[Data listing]
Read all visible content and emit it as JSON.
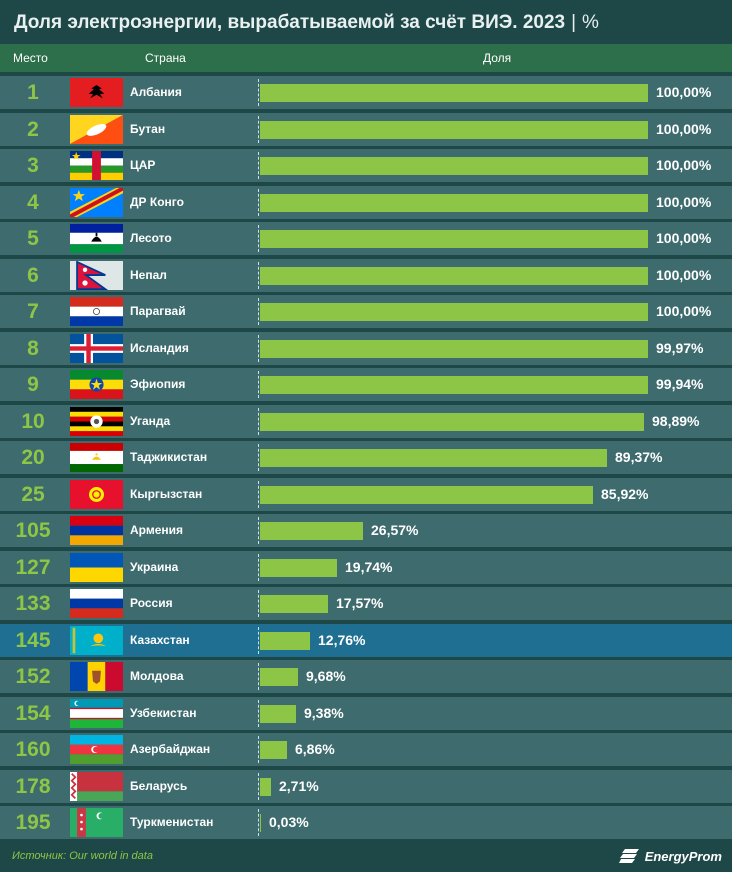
{
  "title": "Доля электроэнергии, вырабатываемой за счёт ВИЭ. 2023",
  "title_separator": "|",
  "unit": "%",
  "header": {
    "rank": "Место",
    "country": "Страна",
    "share": "Доля"
  },
  "colors": {
    "background": "#1e4747",
    "header": "#2d6f4a",
    "row": "#3e6b6e",
    "highlight_row": "#1f6f92",
    "bar": "#8dc646",
    "rank": "#8dc646"
  },
  "chart_data": {
    "type": "bar",
    "orientation": "horizontal",
    "title": "Доля электроэнергии, вырабатываемой за счёт ВИЭ. 2023",
    "unit": "%",
    "xlim": [
      0,
      100
    ],
    "rows": [
      {
        "rank": "1",
        "country": "Албания",
        "value": 100.0,
        "label": "100,00%",
        "flag": "albania"
      },
      {
        "rank": "2",
        "country": "Бутан",
        "value": 100.0,
        "label": "100,00%",
        "flag": "bhutan"
      },
      {
        "rank": "3",
        "country": "ЦАР",
        "value": 100.0,
        "label": "100,00%",
        "flag": "car"
      },
      {
        "rank": "4",
        "country": "ДР Конго",
        "value": 100.0,
        "label": "100,00%",
        "flag": "drc"
      },
      {
        "rank": "5",
        "country": "Лесото",
        "value": 100.0,
        "label": "100,00%",
        "flag": "lesotho"
      },
      {
        "rank": "6",
        "country": "Непал",
        "value": 100.0,
        "label": "100,00%",
        "flag": "nepal"
      },
      {
        "rank": "7",
        "country": "Парагвай",
        "value": 100.0,
        "label": "100,00%",
        "flag": "paraguay"
      },
      {
        "rank": "8",
        "country": "Исландия",
        "value": 99.97,
        "label": "99,97%",
        "flag": "iceland"
      },
      {
        "rank": "9",
        "country": "Эфиопия",
        "value": 99.94,
        "label": "99,94%",
        "flag": "ethiopia"
      },
      {
        "rank": "10",
        "country": "Уганда",
        "value": 98.89,
        "label": "98,89%",
        "flag": "uganda"
      },
      {
        "rank": "20",
        "country": "Таджикистан",
        "value": 89.37,
        "label": "89,37%",
        "flag": "tajikistan"
      },
      {
        "rank": "25",
        "country": "Кыргызстан",
        "value": 85.92,
        "label": "85,92%",
        "flag": "kyrgyzstan"
      },
      {
        "rank": "105",
        "country": "Армения",
        "value": 26.57,
        "label": "26,57%",
        "flag": "armenia"
      },
      {
        "rank": "127",
        "country": "Украина",
        "value": 19.74,
        "label": "19,74%",
        "flag": "ukraine"
      },
      {
        "rank": "133",
        "country": "Россия",
        "value": 17.57,
        "label": "17,57%",
        "flag": "russia"
      },
      {
        "rank": "145",
        "country": "Казахстан",
        "value": 12.76,
        "label": "12,76%",
        "flag": "kazakhstan",
        "highlight": true
      },
      {
        "rank": "152",
        "country": "Молдова",
        "value": 9.68,
        "label": "9,68%",
        "flag": "moldova"
      },
      {
        "rank": "154",
        "country": "Узбекистан",
        "value": 9.38,
        "label": "9,38%",
        "flag": "uzbekistan"
      },
      {
        "rank": "160",
        "country": "Азербайджан",
        "value": 6.86,
        "label": "6,86%",
        "flag": "azerbaijan"
      },
      {
        "rank": "178",
        "country": "Беларусь",
        "value": 2.71,
        "label": "2,71%",
        "flag": "belarus"
      },
      {
        "rank": "195",
        "country": "Туркменистан",
        "value": 0.03,
        "label": "0,03%",
        "flag": "turkmenistan"
      }
    ]
  },
  "source": "Источник: Our world in data",
  "logo": {
    "text": "EnergyProm",
    "icon": "energyprom-logo-icon"
  }
}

■ **Exercise details**
Go back to the records above and write them out exactly, without the pictures.

■ **Solution**
Read all visible content and emit it as JSON.
{
  "title": "Доля электроэнергии, вырабатываемой за счёт ВИЭ. 2023",
  "title_separator": "|",
  "unit": "%",
  "header": {
    "rank": "Место",
    "country": "Страна",
    "share": "Доля"
  },
  "colors": {
    "background": "#1e4747",
    "header": "#2d6f4a",
    "row": "#3e6b6e",
    "highlight_row": "#1f6f92",
    "bar": "#8dc646",
    "rank": "#8dc646"
  },
  "chart_data": {
    "type": "bar",
    "orientation": "horizontal",
    "title": "Доля электроэнергии, вырабатываемой за счёт ВИЭ. 2023",
    "unit": "%",
    "xlim": [
      0,
      100
    ],
    "rows": [
      {
        "rank": "1",
        "country": "Албания",
        "value": 100.0,
        "label": "100,00%",
        "flag": "albania"
      },
      {
        "rank": "2",
        "country": "Бутан",
        "value": 100.0,
        "label": "100,00%",
        "flag": "bhutan"
      },
      {
        "rank": "3",
        "country": "ЦАР",
        "value": 100.0,
        "label": "100,00%",
        "flag": "car"
      },
      {
        "rank": "4",
        "country": "ДР Конго",
        "value": 100.0,
        "label": "100,00%",
        "flag": "drc"
      },
      {
        "rank": "5",
        "country": "Лесото",
        "value": 100.0,
        "label": "100,00%",
        "flag": "lesotho"
      },
      {
        "rank": "6",
        "country": "Непал",
        "value": 100.0,
        "label": "100,00%",
        "flag": "nepal"
      },
      {
        "rank": "7",
        "country": "Парагвай",
        "value": 100.0,
        "label": "100,00%",
        "flag": "paraguay"
      },
      {
        "rank": "8",
        "country": "Исландия",
        "value": 99.97,
        "label": "99,97%",
        "flag": "iceland"
      },
      {
        "rank": "9",
        "country": "Эфиопия",
        "value": 99.94,
        "label": "99,94%",
        "flag": "ethiopia"
      },
      {
        "rank": "10",
        "country": "Уганда",
        "value": 98.89,
        "label": "98,89%",
        "flag": "uganda"
      },
      {
        "rank": "20",
        "country": "Таджикистан",
        "value": 89.37,
        "label": "89,37%",
        "flag": "tajikistan"
      },
      {
        "rank": "25",
        "country": "Кыргызстан",
        "value": 85.92,
        "label": "85,92%",
        "flag": "kyrgyzstan"
      },
      {
        "rank": "105",
        "country": "Армения",
        "value": 26.57,
        "label": "26,57%",
        "flag": "armenia"
      },
      {
        "rank": "127",
        "country": "Украина",
        "value": 19.74,
        "label": "19,74%",
        "flag": "ukraine"
      },
      {
        "rank": "133",
        "country": "Россия",
        "value": 17.57,
        "label": "17,57%",
        "flag": "russia"
      },
      {
        "rank": "145",
        "country": "Казахстан",
        "value": 12.76,
        "label": "12,76%",
        "flag": "kazakhstan",
        "highlight": true
      },
      {
        "rank": "152",
        "country": "Молдова",
        "value": 9.68,
        "label": "9,68%",
        "flag": "moldova"
      },
      {
        "rank": "154",
        "country": "Узбекистан",
        "value": 9.38,
        "label": "9,38%",
        "flag": "uzbekistan"
      },
      {
        "rank": "160",
        "country": "Азербайджан",
        "value": 6.86,
        "label": "6,86%",
        "flag": "azerbaijan"
      },
      {
        "rank": "178",
        "country": "Беларусь",
        "value": 2.71,
        "label": "2,71%",
        "flag": "belarus"
      },
      {
        "rank": "195",
        "country": "Туркменистан",
        "value": 0.03,
        "label": "0,03%",
        "flag": "turkmenistan"
      }
    ]
  },
  "source": "Источник: Our world in data",
  "logo": {
    "text": "EnergyProm",
    "icon": "energyprom-logo-icon"
  }
}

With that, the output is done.